(Set task): Below are some records; return each one exactly.

(Provided records):
***

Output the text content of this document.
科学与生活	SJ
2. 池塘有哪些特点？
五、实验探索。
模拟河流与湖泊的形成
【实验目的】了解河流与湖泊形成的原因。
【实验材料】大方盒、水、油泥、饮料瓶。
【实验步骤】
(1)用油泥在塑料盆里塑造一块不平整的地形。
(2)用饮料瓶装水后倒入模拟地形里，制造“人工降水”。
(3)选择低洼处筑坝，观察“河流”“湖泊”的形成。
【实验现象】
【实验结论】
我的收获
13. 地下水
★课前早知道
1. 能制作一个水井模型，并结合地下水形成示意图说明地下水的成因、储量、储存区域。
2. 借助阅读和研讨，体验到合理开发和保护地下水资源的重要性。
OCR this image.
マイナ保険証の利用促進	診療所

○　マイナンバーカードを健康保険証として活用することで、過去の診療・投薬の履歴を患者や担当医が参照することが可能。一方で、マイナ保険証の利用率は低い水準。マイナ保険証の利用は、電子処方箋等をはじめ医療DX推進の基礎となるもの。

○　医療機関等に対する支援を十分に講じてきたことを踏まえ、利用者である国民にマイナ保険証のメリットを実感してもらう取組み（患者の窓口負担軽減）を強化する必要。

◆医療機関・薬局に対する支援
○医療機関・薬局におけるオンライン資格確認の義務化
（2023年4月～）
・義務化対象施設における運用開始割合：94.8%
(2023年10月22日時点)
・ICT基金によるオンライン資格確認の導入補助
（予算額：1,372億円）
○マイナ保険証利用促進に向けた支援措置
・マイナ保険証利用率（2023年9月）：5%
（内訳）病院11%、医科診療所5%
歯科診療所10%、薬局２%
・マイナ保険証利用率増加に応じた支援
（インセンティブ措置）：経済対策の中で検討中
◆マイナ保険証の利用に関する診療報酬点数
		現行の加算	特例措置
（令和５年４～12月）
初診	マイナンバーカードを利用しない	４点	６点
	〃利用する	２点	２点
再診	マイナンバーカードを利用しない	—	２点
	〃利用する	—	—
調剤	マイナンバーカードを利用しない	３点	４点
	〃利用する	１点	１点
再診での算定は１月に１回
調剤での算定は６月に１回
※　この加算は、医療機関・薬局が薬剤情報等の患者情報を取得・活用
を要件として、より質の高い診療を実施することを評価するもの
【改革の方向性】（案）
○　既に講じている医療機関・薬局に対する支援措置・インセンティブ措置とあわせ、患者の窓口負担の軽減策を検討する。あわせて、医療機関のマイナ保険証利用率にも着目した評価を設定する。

***

(Exercise result):
Output the text content of this document.
科学与生活	SJ
2. 池塘有哪些特点？
五、实验探索。
模拟河流与湖泊的形成
【实验目的】了解河流与湖泊形成的原因。
【实验材料】大方盒、水、油泥、饮料瓶。
【实验步骤】
(1)用油泥在塑料盆里塑造一块不平整的地形。
(2)用饮料瓶装水后倒入模拟地形里，制造“人工降水”。
(3)选择低洼处筑坝，观察“河流”“湖泊”的形成。
【实验现象】
【实验结论】
我的收获
13. 地下水
★课前早知道
1. 能制作一个水井模型，并结合地下水形成示意图说明地下水的成因、储量、储存区域。
2. 借助阅读和研讨，体验到合理开发和保护地下水资源的重要性。
OCR this image.
マイナ保険証の利用促進	診療所

○　マイナンバーカードを健康保険証として活用することで、過去の診療・投薬の履歴を患者や担当医が参照することが可能。一方で、マイナ保険証の利用率は低い水準。マイナ保険証の利用は、電子処方箋等をはじめ医療DX推進の基礎となるもの。

○　医療機関等に対する支援を十分に講じてきたことを踏まえ、利用者である国民にマイナ保険証のメリットを実感してもらう取組み（患者の窓口負担軽減）を強化する必要。

◆医療機関・薬局に対する支援
○医療機関・薬局におけるオンライン資格確認の義務化
（2023年4月～）
・義務化対象施設における運用開始割合：94.8%
(2023年10月22日時点)
・ICT基金によるオンライン資格確認の導入補助
（予算額：1,372億円）
○マイナ保険証利用促進に向けた支援措置
・マイナ保険証利用率（2023年9月）：5%
（内訳）病院11%、医科診療所5%
歯科診療所10%、薬局２%
・マイナ保険証利用率増加に応じた支援
（インセンティブ措置）：経済対策の中で検討中
◆マイナ保険証の利用に関する診療報酬点数
		現行の加算	特例措置
（令和５年４～12月）
初診	マイナンバーカードを利用しない	４点	６点
	〃利用する	２点	２点
再診	マイナンバーカードを利用しない	—	２点
	〃利用する	—	—
調剤	マイナンバーカードを利用しない	３点	４点
	〃利用する	１点	１点
再診での算定は１月に１回
調剤での算定は６月に１回
※　この加算は、医療機関・薬局が薬剤情報等の患者情報を取得・活用
を要件として、より質の高い診療を実施することを評価するもの
【改革の方向性】（案）
○　既に講じている医療機関・薬局に対する支援措置・インセンティブ措置とあわせ、患者の窓口負担の軽減策を検討する。あわせて、医療機関のマイナ保険証利用率にも着目した評価を設定する。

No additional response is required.